> [What needs to be done] Copy down every line where the string "name" shows up.

> [The records]
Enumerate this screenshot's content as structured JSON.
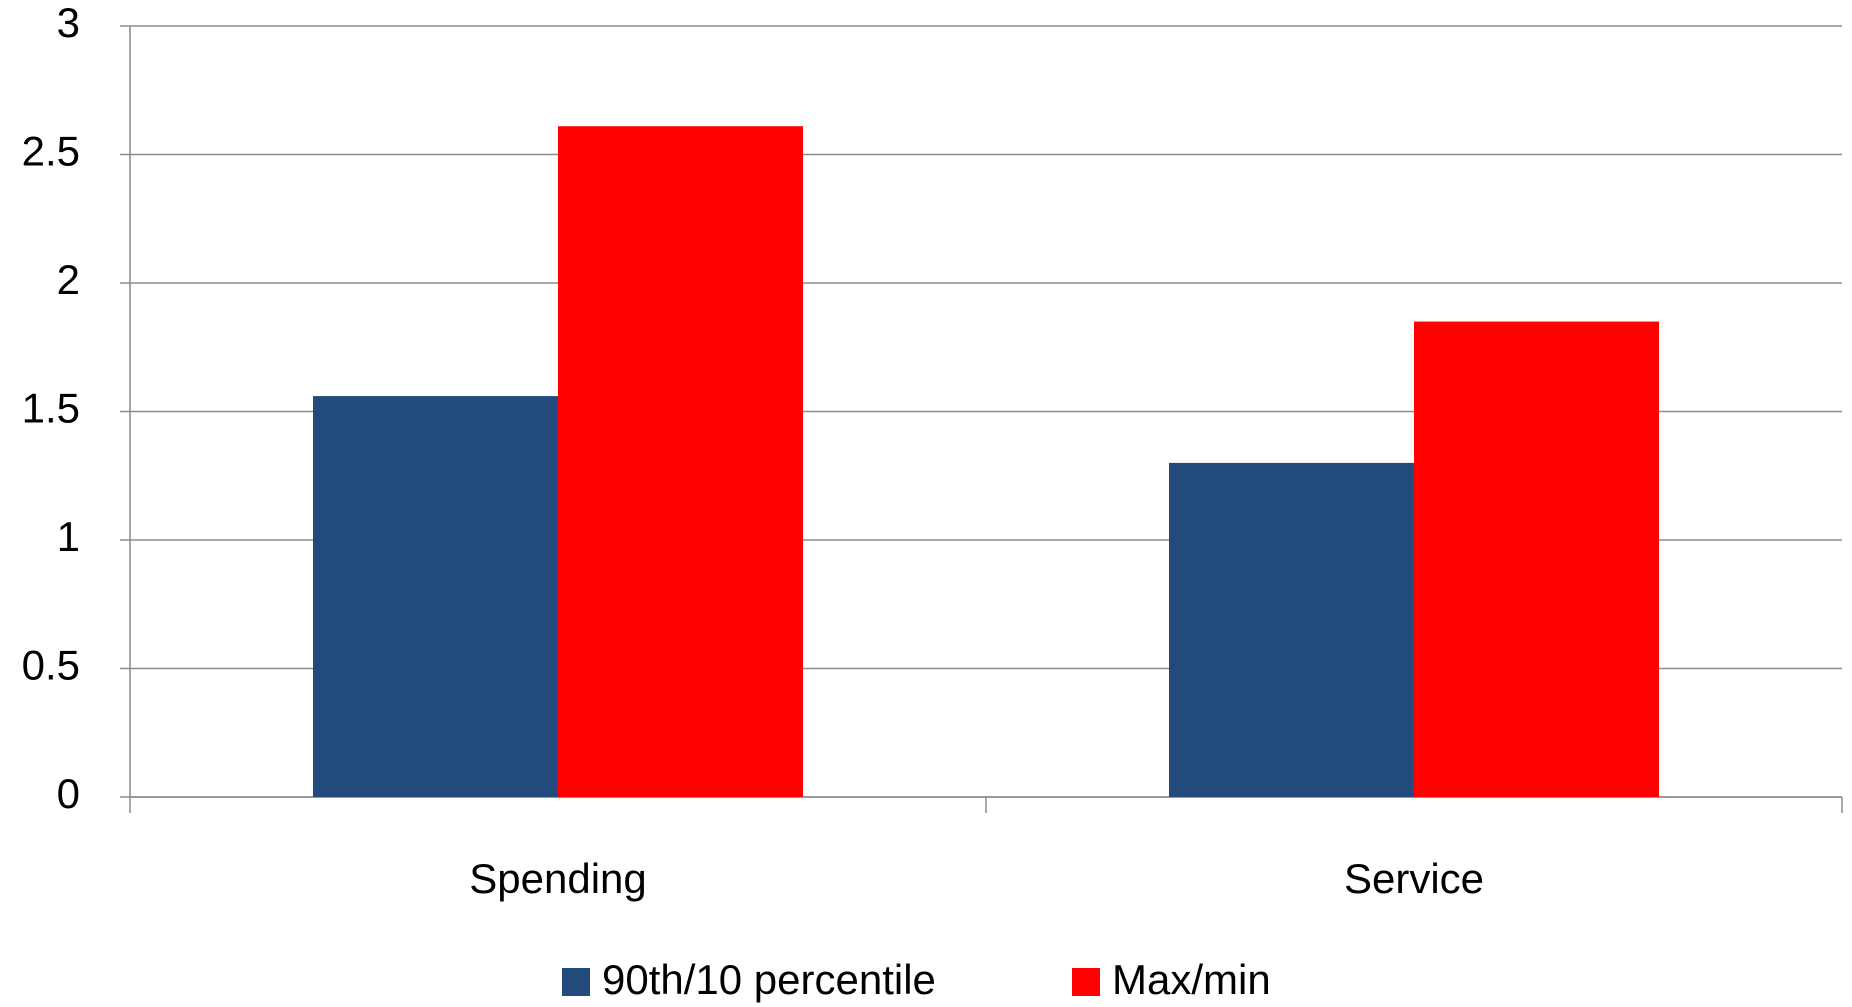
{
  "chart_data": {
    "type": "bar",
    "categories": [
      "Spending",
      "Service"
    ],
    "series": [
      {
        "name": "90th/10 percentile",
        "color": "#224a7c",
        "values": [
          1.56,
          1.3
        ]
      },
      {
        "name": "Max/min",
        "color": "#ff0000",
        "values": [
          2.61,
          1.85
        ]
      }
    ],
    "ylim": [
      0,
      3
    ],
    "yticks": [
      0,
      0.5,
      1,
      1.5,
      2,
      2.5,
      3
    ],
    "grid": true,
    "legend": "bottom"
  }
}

> [Response]
        "name": "90th/10 percentile",
        "name": "Max/min",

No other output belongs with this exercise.